50代、60代の実年世代で定年退職や早期退職などで介護業界に転職し、管理職を目指される方に向けて「老人ホーム施設長(ホーム長)の仕事」をいくつかの記事に分けて解説いたします。
施設長(ホーム長)の役割は、成果を出すための組織作り、ということに集約されます。
この役割を果たすために、施設長(ホーム長)が重視すべき課題がいくつかあります。
大きく分けるとその対象は顧客満足、従業員満足、経営満足、の3点です。
利用者を大切にする、スタッフの力を最大限引き出す、経営改善に寄与する、などの施策を繰り返すことになります。
なお、この記事では「老人ホーム」という一般的な呼称で「介護付き有料老人ホーム」、「住宅型有料老人ホーム」、「サービス付き高齢者向け住宅」、「特別養護老人ホーム」を含むものとします。
それぞれの業態に共通する事項を扱うようにいたしますが、一部の業態や役割分担によっては対象外になることもあるかもしれませんので、あらかじめご了承をお願いいたします。
ここでは、スタッフの力を最大限に引き出すため、スタッフからの相談対応について触れます。
スタッフの相談対応
スタッフが安心して働ける職場づくりには、スタッフからの相談対応が欠かせません。
私がこれまでにスタッフから相談を受けた内容で休業に関するものをご紹介します。
それぞれその場で持っている知識で対応しましたが、正確なところは調べて後日回答としました。
その場で回答できなくても、相談を聴いてもらえるという安心感をスタッフに与えることが重要です。
産前産後休職制度、育児休業制度、介護休業制度、子の看護休暇、労働災害、私傷病による休職などの制度について、制度の存在を知らなければ、スタッフから不信を買います。
以下に国が定めたルールを抜粋して記載します。
会社(法人)ごとに細部が異なりますので最終的には専門部門に確認が必要ですが、相談を受けた際に少しでも知識があればスタッフの信頼感が増します。

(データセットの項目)

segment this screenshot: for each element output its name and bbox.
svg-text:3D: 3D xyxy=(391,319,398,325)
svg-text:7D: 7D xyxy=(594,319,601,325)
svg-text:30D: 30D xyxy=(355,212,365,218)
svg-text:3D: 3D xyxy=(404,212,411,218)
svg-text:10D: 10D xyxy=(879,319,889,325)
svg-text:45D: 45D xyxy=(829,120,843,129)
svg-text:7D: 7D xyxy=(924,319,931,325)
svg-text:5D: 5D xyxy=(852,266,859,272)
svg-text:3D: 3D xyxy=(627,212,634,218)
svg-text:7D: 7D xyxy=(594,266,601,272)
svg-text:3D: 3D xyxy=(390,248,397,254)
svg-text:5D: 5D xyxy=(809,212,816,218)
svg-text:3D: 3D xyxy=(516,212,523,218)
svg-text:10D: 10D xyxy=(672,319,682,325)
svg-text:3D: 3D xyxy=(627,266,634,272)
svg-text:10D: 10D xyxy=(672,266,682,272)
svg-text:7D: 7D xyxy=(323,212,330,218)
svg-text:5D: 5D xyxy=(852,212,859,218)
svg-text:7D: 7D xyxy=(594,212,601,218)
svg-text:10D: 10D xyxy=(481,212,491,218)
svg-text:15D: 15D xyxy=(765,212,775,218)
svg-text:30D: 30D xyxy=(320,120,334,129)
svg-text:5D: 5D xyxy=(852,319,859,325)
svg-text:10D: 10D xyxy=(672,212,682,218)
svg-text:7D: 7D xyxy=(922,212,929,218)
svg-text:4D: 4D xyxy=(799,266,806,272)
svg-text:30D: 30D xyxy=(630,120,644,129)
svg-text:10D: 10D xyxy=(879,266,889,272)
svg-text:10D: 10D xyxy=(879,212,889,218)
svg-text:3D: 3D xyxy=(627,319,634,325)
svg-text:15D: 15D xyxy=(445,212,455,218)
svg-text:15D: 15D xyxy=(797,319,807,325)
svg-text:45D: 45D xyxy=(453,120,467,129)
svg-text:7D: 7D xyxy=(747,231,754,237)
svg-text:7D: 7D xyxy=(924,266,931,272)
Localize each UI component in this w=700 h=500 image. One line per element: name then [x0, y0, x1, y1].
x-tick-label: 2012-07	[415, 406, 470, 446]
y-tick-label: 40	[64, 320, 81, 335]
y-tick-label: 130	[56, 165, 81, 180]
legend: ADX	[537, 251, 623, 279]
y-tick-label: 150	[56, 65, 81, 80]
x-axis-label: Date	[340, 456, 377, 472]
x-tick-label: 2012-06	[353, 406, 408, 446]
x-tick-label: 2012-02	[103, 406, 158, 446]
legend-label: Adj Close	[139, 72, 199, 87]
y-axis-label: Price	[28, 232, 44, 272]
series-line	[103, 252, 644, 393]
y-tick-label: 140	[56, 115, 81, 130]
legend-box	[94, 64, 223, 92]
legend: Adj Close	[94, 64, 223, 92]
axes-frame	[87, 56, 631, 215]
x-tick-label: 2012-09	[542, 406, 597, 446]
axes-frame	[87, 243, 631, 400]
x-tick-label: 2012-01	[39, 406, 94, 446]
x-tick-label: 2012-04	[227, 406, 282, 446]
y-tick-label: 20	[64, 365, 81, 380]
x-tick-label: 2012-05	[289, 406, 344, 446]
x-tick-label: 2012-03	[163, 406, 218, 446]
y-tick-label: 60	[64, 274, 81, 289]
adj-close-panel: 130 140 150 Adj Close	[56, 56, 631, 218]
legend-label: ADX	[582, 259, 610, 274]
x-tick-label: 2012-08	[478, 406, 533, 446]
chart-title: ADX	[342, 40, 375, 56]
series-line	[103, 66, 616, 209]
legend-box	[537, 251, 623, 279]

--- 取り組む課題 ---
[A] ページ抜粋によると、施設長が重視すべき課題の対象は、大きく分けると何か。
[B] ページ抜粋の「その場で回答できなくても、相談を聴いてもらえるという安心感をスタッフに与えることが重要です。」という文を英語に訳せ。
[C] 次の(i)〜(iii)がページ抜粋の内容と合うかどうか、それぞれ「はい」か「いいえ」で答え、根拠となる部分をそのまま引用せよ。
(i) この記事の「老人ホーム」という呼称には特別養護老人ホームが含まれる。
(ii) 相談を受けたとき、その場で正確な回答をすべて示した。
(iii) 制度の細部は会社(法人)ごとに異なるので、最終的には専門部門に確認する必要がある。
記録はページ抜粋とは別の資料である。

--- 課題の解答 ---
[A] 顧客満足、従業員満足、経営満足の3点。

[B] Even if you cannot answer on the spot, it is important to give staff the reassurance that their concerns will be heard.

[C]
(i) はい。『「特別養護老人ホーム」を含むものとします』
(ii) いいえ。「正確なところは調べて後日回答としました」
(iii) はい。「会社(法人)ごとに細部が異なりますので最終的には専門部門に確認が必要」